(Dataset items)
★ ★ ★

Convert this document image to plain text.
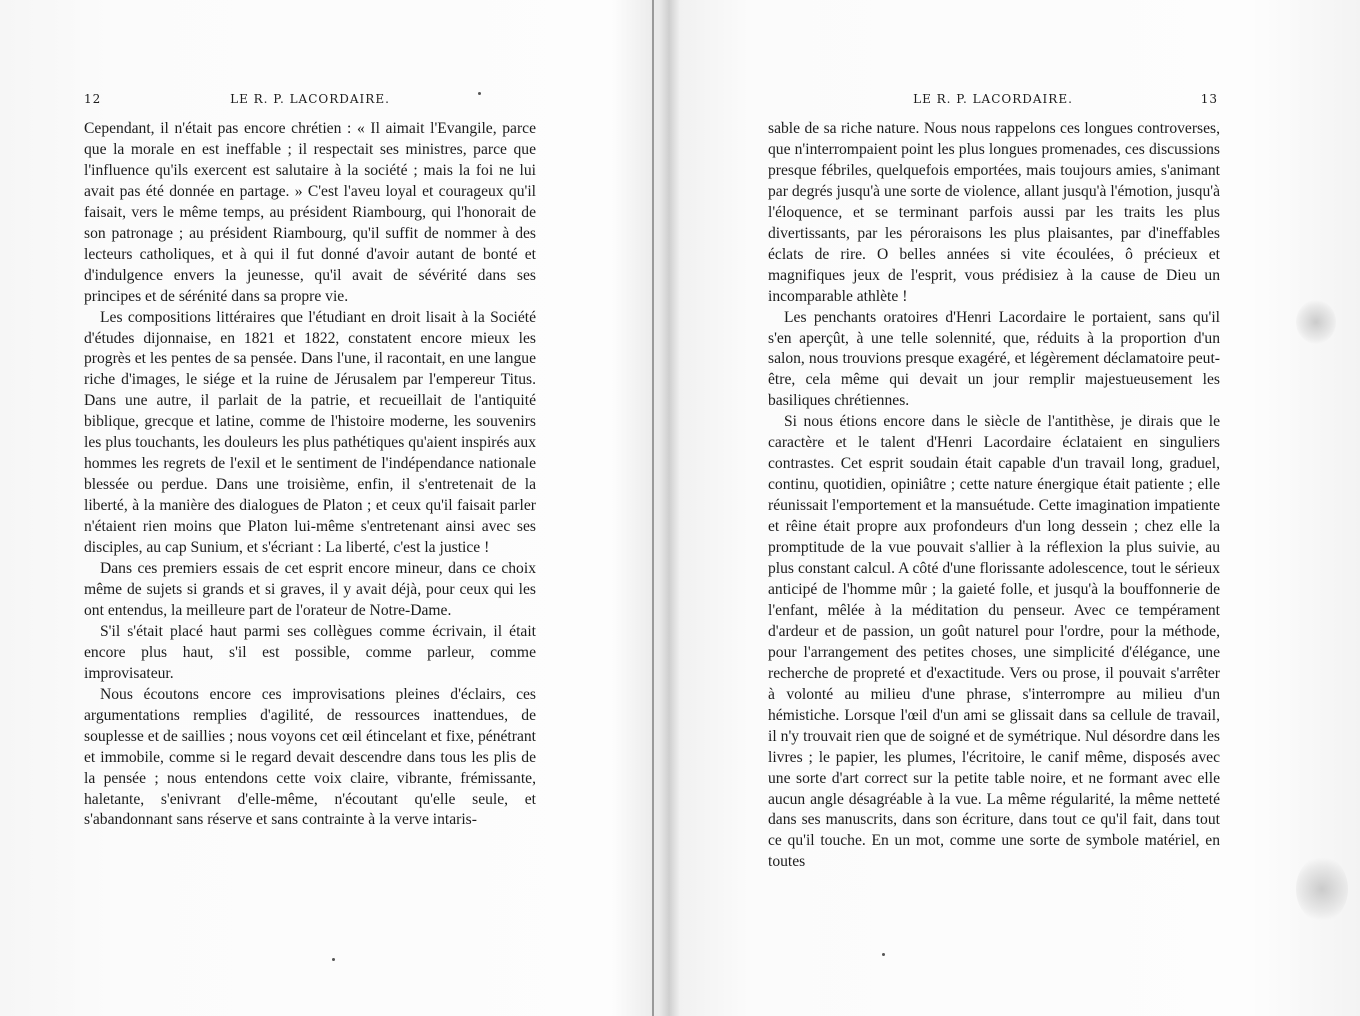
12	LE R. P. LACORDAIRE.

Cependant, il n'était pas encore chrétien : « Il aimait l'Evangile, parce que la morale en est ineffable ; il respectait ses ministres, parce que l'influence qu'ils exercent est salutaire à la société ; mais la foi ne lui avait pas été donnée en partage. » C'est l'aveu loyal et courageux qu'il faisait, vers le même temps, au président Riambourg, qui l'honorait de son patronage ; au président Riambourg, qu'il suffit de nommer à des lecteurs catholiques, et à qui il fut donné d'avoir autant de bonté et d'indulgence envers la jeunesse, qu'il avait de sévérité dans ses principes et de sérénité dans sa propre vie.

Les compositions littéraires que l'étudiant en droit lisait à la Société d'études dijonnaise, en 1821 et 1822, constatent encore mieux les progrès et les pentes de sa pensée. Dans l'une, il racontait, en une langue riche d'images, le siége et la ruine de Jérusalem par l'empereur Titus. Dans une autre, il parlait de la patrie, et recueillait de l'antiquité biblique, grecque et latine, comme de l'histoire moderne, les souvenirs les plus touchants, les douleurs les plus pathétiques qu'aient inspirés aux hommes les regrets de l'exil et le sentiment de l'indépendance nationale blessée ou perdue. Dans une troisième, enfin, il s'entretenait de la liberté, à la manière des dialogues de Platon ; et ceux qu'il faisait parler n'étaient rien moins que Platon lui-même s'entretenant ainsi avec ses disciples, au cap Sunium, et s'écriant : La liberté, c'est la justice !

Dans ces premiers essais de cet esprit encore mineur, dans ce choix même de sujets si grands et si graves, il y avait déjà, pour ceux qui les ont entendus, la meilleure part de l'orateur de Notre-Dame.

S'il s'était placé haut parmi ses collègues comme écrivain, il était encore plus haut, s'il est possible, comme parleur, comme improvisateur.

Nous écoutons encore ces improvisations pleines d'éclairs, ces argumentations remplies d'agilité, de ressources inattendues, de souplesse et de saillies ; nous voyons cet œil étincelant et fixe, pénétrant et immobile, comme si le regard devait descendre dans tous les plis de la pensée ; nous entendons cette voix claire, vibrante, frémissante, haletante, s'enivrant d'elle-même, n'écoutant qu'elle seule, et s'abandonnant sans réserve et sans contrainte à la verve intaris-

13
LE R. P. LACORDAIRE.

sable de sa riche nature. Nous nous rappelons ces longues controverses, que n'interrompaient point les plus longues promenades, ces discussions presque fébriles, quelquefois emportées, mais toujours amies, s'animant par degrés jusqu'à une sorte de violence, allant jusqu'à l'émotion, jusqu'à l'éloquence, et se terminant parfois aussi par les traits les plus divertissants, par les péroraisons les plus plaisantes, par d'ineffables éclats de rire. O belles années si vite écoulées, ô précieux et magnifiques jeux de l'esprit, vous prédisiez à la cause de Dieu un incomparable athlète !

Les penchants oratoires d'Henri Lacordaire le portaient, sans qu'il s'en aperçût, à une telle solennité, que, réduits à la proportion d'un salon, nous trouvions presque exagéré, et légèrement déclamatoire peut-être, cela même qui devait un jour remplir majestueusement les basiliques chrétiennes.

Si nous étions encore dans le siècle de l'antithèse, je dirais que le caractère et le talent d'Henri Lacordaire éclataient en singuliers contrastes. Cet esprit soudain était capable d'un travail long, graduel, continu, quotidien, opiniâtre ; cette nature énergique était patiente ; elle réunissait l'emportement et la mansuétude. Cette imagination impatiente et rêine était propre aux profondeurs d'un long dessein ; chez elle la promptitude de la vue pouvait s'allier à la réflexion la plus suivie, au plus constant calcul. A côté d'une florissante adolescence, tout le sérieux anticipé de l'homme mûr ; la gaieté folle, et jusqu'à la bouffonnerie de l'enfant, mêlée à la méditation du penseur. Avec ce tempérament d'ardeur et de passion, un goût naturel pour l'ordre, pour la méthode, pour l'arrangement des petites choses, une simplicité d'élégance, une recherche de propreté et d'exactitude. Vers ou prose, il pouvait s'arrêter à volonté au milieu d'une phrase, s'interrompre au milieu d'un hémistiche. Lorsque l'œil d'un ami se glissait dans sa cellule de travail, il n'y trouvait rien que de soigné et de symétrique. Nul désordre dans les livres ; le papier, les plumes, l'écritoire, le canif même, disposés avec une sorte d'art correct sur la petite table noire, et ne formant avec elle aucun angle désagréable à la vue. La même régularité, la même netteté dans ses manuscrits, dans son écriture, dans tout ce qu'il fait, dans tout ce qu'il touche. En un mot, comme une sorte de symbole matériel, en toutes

★ ★ ★

=== Task prompt ===
Pictures in the records above should not be copied. Repeat everything else exactly.

=== Output of the exercise ===
Convert this document image to plain text.
12	LE R. P. LACORDAIRE.

Cependant, il n'était pas encore chrétien : « Il aimait l'Evangile, parce que la morale en est ineffable ; il respectait ses ministres, parce que l'influence qu'ils exercent est salutaire à la société ; mais la foi ne lui avait pas été donnée en partage. » C'est l'aveu loyal et courageux qu'il faisait, vers le même temps, au président Riambourg, qui l'honorait de son patronage ; au président Riambourg, qu'il suffit de nommer à des lecteurs catholiques, et à qui il fut donné d'avoir autant de bonté et d'indulgence envers la jeunesse, qu'il avait de sévérité dans ses principes et de sérénité dans sa propre vie.

Les compositions littéraires que l'étudiant en droit lisait à la Société d'études dijonnaise, en 1821 et 1822, constatent encore mieux les progrès et les pentes de sa pensée. Dans l'une, il racontait, en une langue riche d'images, le siége et la ruine de Jérusalem par l'empereur Titus. Dans une autre, il parlait de la patrie, et recueillait de l'antiquité biblique, grecque et latine, comme de l'histoire moderne, les souvenirs les plus touchants, les douleurs les plus pathétiques qu'aient inspirés aux hommes les regrets de l'exil et le sentiment de l'indépendance nationale blessée ou perdue. Dans une troisième, enfin, il s'entretenait de la liberté, à la manière des dialogues de Platon ; et ceux qu'il faisait parler n'étaient rien moins que Platon lui-même s'entretenant ainsi avec ses disciples, au cap Sunium, et s'écriant : La liberté, c'est la justice !

Dans ces premiers essais de cet esprit encore mineur, dans ce choix même de sujets si grands et si graves, il y avait déjà, pour ceux qui les ont entendus, la meilleure part de l'orateur de Notre-Dame.

S'il s'était placé haut parmi ses collègues comme écrivain, il était encore plus haut, s'il est possible, comme parleur, comme improvisateur.

Nous écoutons encore ces improvisations pleines d'éclairs, ces argumentations remplies d'agilité, de ressources inattendues, de souplesse et de saillies ; nous voyons cet œil étincelant et fixe, pénétrant et immobile, comme si le regard devait descendre dans tous les plis de la pensée ; nous entendons cette voix claire, vibrante, frémissante, haletante, s'enivrant d'elle-même, n'écoutant qu'elle seule, et s'abandonnant sans réserve et sans contrainte à la verve intaris-

13
LE R. P. LACORDAIRE.

sable de sa riche nature. Nous nous rappelons ces longues controverses, que n'interrompaient point les plus longues promenades, ces discussions presque fébriles, quelquefois emportées, mais toujours amies, s'animant par degrés jusqu'à une sorte de violence, allant jusqu'à l'émotion, jusqu'à l'éloquence, et se terminant parfois aussi par les traits les plus divertissants, par les péroraisons les plus plaisantes, par d'ineffables éclats de rire. O belles années si vite écoulées, ô précieux et magnifiques jeux de l'esprit, vous prédisiez à la cause de Dieu un incomparable athlète !

Les penchants oratoires d'Henri Lacordaire le portaient, sans qu'il s'en aperçût, à une telle solennité, que, réduits à la proportion d'un salon, nous trouvions presque exagéré, et légèrement déclamatoire peut-être, cela même qui devait un jour remplir majestueusement les basiliques chrétiennes.

Si nous étions encore dans le siècle de l'antithèse, je dirais que le caractère et le talent d'Henri Lacordaire éclataient en singuliers contrastes. Cet esprit soudain était capable d'un travail long, graduel, continu, quotidien, opiniâtre ; cette nature énergique était patiente ; elle réunissait l'emportement et la mansuétude. Cette imagination impatiente et rêine était propre aux profondeurs d'un long dessein ; chez elle la promptitude de la vue pouvait s'allier à la réflexion la plus suivie, au plus constant calcul. A côté d'une florissante adolescence, tout le sérieux anticipé de l'homme mûr ; la gaieté folle, et jusqu'à la bouffonnerie de l'enfant, mêlée à la méditation du penseur. Avec ce tempérament d'ardeur et de passion, un goût naturel pour l'ordre, pour la méthode, pour l'arrangement des petites choses, une simplicité d'élégance, une recherche de propreté et d'exactitude. Vers ou prose, il pouvait s'arrêter à volonté au milieu d'une phrase, s'interrompre au milieu d'un hémistiche. Lorsque l'œil d'un ami se glissait dans sa cellule de travail, il n'y trouvait rien que de soigné et de symétrique. Nul désordre dans les livres ; le papier, les plumes, l'écritoire, le canif même, disposés avec une sorte d'art correct sur la petite table noire, et ne formant avec elle aucun angle désagréable à la vue. La même régularité, la même netteté dans ses manuscrits, dans son écriture, dans tout ce qu'il fait, dans tout ce qu'il touche. En un mot, comme une sorte de symbole matériel, en toutes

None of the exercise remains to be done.